**SUPPLIED MATERIAL:**
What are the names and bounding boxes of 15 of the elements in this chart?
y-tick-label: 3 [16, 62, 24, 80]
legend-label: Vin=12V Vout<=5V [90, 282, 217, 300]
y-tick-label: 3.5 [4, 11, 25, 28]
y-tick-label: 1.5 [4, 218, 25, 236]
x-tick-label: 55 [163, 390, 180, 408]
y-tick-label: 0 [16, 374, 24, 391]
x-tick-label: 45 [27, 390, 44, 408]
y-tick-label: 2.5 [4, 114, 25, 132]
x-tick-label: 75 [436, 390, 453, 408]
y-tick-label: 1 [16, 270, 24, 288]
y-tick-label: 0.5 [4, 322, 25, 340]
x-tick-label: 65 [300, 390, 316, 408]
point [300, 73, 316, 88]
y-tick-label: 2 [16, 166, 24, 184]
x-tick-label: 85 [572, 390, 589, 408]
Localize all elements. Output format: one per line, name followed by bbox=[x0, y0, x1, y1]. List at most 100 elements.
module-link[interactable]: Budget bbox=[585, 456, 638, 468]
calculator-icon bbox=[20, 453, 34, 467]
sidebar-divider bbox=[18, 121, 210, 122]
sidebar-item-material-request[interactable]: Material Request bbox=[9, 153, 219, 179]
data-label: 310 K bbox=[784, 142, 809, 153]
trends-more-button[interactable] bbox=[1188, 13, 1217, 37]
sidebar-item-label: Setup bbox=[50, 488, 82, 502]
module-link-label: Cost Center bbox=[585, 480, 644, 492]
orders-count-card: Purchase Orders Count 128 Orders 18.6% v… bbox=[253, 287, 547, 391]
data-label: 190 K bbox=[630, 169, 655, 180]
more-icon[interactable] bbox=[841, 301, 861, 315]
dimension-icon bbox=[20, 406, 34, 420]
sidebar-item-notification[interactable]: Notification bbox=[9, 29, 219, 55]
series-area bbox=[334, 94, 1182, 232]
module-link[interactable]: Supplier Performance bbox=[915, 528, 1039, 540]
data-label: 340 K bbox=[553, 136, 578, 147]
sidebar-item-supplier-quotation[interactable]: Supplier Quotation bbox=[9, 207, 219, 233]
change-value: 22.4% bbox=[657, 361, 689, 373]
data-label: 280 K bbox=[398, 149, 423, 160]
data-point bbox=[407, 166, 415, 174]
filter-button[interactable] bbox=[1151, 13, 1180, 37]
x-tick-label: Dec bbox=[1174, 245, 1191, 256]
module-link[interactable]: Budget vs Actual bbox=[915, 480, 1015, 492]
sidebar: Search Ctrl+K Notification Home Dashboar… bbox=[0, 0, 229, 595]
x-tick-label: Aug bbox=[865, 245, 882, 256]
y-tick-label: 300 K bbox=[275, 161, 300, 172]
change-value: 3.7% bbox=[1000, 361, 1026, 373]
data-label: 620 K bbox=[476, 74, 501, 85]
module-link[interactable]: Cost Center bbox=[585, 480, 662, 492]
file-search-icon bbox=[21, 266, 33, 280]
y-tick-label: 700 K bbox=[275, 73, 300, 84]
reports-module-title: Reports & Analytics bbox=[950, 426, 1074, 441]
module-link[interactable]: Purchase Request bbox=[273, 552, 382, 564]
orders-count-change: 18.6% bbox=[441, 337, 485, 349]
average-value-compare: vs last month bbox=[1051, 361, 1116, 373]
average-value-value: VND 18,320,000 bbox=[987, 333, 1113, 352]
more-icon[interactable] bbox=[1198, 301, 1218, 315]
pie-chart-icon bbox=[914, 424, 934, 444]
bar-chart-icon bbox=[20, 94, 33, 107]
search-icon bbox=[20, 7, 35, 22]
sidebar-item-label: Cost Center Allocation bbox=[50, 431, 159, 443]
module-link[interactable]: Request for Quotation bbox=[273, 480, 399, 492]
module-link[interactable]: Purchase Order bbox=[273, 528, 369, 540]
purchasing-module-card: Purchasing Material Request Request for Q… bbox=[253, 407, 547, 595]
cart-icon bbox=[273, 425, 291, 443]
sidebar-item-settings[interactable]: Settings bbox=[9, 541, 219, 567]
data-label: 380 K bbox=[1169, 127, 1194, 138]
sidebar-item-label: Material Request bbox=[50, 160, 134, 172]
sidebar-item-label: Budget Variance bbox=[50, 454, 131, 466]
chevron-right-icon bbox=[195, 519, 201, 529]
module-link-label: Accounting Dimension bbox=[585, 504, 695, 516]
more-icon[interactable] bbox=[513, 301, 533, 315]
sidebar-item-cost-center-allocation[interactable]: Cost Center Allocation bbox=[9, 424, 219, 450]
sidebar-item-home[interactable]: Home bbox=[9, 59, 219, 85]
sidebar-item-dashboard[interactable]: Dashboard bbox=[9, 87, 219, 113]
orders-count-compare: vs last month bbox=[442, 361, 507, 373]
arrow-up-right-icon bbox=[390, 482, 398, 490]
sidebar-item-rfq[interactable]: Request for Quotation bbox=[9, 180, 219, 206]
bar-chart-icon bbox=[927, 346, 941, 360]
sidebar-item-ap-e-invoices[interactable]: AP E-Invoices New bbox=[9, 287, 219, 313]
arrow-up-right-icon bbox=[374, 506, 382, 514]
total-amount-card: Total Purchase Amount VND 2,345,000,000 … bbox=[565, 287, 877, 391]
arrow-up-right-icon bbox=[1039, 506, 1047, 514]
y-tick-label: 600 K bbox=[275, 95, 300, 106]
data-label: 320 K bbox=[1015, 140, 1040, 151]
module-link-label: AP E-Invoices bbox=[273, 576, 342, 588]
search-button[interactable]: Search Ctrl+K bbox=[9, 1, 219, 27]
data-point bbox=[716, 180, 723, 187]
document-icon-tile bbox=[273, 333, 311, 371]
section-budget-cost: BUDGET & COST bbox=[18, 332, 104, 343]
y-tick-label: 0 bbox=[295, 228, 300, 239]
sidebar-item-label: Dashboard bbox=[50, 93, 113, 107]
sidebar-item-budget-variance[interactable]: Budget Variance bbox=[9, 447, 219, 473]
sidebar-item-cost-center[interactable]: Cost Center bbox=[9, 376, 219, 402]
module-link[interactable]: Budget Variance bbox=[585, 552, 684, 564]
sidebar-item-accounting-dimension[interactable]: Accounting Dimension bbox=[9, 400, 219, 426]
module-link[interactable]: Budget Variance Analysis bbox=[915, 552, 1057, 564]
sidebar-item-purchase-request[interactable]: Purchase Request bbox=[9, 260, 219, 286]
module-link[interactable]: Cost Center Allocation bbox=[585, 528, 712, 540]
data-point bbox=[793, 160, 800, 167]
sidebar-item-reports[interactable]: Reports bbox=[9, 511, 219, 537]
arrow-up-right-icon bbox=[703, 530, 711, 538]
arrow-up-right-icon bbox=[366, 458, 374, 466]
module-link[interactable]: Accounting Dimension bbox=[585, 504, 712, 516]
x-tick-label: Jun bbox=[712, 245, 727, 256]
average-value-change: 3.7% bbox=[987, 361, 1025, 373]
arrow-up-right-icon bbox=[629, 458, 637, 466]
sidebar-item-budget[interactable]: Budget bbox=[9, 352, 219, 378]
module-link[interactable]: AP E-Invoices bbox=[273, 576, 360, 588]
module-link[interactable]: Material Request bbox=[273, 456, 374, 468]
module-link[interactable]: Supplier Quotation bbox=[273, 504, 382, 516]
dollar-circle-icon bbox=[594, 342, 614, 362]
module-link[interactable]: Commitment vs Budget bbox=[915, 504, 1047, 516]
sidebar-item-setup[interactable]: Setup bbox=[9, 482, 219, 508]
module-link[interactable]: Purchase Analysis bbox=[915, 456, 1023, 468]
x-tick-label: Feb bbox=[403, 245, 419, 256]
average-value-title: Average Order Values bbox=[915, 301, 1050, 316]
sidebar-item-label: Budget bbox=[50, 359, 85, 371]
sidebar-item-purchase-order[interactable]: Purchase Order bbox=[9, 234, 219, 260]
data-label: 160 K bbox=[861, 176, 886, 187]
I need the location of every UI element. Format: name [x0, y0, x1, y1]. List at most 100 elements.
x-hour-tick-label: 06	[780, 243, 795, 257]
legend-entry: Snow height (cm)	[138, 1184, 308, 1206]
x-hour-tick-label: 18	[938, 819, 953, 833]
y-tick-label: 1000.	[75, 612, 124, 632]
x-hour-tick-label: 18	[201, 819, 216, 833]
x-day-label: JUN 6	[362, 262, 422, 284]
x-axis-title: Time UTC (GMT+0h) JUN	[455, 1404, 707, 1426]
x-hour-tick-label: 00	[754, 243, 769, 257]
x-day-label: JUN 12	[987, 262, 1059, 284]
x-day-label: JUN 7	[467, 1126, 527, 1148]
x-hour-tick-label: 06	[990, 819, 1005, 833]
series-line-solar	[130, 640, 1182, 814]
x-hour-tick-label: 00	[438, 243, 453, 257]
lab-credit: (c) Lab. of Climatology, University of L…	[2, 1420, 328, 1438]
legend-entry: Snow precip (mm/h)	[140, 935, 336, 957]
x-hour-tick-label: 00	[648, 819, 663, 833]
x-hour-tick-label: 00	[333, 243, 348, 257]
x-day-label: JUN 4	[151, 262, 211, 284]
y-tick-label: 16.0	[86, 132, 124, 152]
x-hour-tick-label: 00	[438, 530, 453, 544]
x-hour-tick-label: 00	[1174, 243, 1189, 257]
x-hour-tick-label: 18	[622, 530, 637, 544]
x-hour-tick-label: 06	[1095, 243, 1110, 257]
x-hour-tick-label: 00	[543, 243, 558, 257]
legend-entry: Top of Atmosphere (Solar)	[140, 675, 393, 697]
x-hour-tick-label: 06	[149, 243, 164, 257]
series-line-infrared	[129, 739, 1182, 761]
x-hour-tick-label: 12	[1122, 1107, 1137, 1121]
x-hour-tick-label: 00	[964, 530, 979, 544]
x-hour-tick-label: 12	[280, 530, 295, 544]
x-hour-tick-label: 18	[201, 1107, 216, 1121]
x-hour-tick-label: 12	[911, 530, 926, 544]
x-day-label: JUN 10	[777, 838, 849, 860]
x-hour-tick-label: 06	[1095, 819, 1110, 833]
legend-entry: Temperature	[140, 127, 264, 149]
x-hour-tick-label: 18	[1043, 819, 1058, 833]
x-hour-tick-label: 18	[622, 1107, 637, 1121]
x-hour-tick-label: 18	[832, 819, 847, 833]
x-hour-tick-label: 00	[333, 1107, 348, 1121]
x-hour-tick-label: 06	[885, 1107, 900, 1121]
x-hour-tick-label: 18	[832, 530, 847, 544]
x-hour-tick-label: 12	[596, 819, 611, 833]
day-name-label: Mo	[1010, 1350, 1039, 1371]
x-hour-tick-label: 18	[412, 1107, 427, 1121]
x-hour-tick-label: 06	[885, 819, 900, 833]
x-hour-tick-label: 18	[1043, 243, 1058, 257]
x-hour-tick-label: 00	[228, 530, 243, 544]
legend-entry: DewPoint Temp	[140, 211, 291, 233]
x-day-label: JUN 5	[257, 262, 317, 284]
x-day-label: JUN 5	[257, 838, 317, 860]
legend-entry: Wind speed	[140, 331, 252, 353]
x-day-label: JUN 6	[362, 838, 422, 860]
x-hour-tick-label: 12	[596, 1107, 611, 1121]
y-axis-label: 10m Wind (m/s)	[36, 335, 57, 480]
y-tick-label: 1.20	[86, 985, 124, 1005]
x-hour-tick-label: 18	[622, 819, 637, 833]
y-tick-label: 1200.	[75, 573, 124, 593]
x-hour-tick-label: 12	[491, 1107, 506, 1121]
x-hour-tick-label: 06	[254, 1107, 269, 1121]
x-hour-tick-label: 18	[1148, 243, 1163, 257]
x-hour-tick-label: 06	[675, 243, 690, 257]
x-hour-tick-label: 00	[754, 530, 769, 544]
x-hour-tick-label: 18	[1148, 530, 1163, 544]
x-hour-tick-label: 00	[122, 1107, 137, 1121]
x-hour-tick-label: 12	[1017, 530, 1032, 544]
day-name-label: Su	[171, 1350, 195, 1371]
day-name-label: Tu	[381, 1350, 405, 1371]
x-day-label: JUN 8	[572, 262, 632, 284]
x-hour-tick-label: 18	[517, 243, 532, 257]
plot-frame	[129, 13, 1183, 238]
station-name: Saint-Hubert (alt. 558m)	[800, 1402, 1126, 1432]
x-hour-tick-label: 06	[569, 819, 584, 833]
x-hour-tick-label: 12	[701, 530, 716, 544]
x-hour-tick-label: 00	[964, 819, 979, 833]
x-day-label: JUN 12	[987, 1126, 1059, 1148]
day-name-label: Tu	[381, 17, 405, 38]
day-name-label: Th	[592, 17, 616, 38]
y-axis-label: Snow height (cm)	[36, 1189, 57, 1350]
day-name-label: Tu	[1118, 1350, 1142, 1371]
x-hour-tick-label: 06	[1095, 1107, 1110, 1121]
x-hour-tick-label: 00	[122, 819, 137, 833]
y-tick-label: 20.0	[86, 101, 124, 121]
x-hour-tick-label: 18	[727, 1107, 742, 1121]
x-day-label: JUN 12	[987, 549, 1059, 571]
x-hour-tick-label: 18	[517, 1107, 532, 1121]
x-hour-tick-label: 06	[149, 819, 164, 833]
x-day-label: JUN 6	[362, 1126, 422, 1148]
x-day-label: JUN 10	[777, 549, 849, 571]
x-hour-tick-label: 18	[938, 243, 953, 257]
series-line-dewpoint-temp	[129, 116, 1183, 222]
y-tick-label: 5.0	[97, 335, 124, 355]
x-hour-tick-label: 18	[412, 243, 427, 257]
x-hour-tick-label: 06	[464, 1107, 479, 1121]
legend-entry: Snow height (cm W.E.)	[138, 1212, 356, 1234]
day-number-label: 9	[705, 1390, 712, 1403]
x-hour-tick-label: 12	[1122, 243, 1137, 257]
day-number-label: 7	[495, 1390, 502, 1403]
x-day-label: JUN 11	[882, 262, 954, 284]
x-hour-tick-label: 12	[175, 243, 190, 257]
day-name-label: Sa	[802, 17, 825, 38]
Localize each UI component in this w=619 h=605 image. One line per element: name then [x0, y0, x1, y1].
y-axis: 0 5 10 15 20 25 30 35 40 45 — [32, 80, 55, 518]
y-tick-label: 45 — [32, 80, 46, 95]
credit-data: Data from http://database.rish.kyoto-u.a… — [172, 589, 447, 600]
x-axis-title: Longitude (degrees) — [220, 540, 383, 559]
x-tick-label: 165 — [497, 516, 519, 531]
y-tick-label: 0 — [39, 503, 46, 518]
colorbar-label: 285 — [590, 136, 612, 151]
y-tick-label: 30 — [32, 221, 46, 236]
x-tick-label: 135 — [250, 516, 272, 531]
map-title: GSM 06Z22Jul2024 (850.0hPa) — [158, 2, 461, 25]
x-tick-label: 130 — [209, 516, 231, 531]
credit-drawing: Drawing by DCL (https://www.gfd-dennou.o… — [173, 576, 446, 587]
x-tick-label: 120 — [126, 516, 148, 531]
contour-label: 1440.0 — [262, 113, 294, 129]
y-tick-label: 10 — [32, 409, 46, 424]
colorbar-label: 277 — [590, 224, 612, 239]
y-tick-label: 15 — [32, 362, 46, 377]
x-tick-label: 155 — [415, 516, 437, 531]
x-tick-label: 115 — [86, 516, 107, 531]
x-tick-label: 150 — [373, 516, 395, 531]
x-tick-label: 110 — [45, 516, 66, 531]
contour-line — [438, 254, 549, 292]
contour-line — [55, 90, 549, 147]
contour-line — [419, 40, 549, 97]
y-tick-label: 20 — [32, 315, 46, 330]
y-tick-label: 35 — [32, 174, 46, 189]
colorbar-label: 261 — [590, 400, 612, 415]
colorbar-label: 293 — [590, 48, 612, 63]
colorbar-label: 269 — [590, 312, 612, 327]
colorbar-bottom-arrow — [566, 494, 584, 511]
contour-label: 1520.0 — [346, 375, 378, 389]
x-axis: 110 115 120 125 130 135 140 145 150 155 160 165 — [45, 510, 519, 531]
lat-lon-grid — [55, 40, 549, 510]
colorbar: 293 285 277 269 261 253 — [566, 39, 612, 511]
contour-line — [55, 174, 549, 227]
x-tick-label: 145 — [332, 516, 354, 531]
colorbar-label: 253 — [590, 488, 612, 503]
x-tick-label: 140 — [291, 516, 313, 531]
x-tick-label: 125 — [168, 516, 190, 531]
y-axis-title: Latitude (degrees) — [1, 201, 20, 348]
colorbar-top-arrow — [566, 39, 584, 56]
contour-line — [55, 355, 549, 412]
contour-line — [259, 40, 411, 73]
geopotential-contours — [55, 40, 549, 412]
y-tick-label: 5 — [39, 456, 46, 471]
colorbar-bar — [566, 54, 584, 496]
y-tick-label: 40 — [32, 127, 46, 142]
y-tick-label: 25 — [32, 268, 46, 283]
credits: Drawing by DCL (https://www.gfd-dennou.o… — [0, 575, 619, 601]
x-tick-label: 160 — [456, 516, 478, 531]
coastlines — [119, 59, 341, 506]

**EXERCISE:** Reproduce the entries verbatim, from the first line through the line containing "x-tick-label: 45 [27, 390, 44, 408]", including both of those lines.

**EXERCISE SOLUTION:**
What are the names and bounding boxes of 15 of the elements in this chart?
y-tick-label: 3 [16, 62, 24, 80]
legend-label: Vin=12V Vout<=5V [90, 282, 217, 300]
y-tick-label: 3.5 [4, 11, 25, 28]
y-tick-label: 1.5 [4, 218, 25, 236]
x-tick-label: 55 [163, 390, 180, 408]
y-tick-label: 0 [16, 374, 24, 391]
x-tick-label: 45 [27, 390, 44, 408]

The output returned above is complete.